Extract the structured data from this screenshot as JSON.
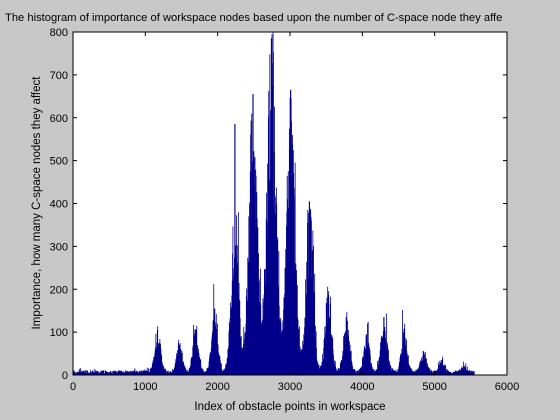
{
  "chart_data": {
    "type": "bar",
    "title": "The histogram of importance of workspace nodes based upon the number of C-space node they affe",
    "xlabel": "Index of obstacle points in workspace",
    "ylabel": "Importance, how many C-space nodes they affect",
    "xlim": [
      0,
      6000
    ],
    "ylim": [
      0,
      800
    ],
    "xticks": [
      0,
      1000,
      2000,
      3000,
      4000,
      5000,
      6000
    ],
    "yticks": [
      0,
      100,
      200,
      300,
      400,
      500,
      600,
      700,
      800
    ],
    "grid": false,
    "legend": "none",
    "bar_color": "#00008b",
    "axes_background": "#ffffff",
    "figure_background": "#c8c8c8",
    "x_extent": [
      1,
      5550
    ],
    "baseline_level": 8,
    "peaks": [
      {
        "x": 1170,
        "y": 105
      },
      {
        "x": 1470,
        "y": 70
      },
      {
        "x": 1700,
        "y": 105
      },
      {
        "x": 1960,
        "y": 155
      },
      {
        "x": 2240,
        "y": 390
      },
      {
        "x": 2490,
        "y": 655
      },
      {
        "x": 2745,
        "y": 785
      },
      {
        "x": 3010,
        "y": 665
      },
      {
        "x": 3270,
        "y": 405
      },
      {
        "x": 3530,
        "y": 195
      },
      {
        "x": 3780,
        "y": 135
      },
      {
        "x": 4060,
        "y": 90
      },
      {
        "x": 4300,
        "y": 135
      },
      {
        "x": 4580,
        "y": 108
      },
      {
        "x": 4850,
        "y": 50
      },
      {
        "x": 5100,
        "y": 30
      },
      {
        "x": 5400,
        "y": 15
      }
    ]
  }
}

## What the task asks
Extract the full listing above verbatim; pictures are to be left out of the copy.

## Task answer
Extract the structured data from this screenshot as JSON.
{
  "chart_data": {
    "type": "bar",
    "title": "The histogram of importance of workspace nodes based upon the number of C-space node they affe",
    "xlabel": "Index of obstacle points in workspace",
    "ylabel": "Importance, how many C-space nodes they affect",
    "xlim": [
      0,
      6000
    ],
    "ylim": [
      0,
      800
    ],
    "xticks": [
      0,
      1000,
      2000,
      3000,
      4000,
      5000,
      6000
    ],
    "yticks": [
      0,
      100,
      200,
      300,
      400,
      500,
      600,
      700,
      800
    ],
    "grid": false,
    "legend": "none",
    "bar_color": "#00008b",
    "axes_background": "#ffffff",
    "figure_background": "#c8c8c8",
    "x_extent": [
      1,
      5550
    ],
    "baseline_level": 8,
    "peaks": [
      {
        "x": 1170,
        "y": 105
      },
      {
        "x": 1470,
        "y": 70
      },
      {
        "x": 1700,
        "y": 105
      },
      {
        "x": 1960,
        "y": 155
      },
      {
        "x": 2240,
        "y": 390
      },
      {
        "x": 2490,
        "y": 655
      },
      {
        "x": 2745,
        "y": 785
      },
      {
        "x": 3010,
        "y": 665
      },
      {
        "x": 3270,
        "y": 405
      },
      {
        "x": 3530,
        "y": 195
      },
      {
        "x": 3780,
        "y": 135
      },
      {
        "x": 4060,
        "y": 90
      },
      {
        "x": 4300,
        "y": 135
      },
      {
        "x": 4580,
        "y": 108
      },
      {
        "x": 4850,
        "y": 50
      },
      {
        "x": 5100,
        "y": 30
      },
      {
        "x": 5400,
        "y": 15
      }
    ]
  }
}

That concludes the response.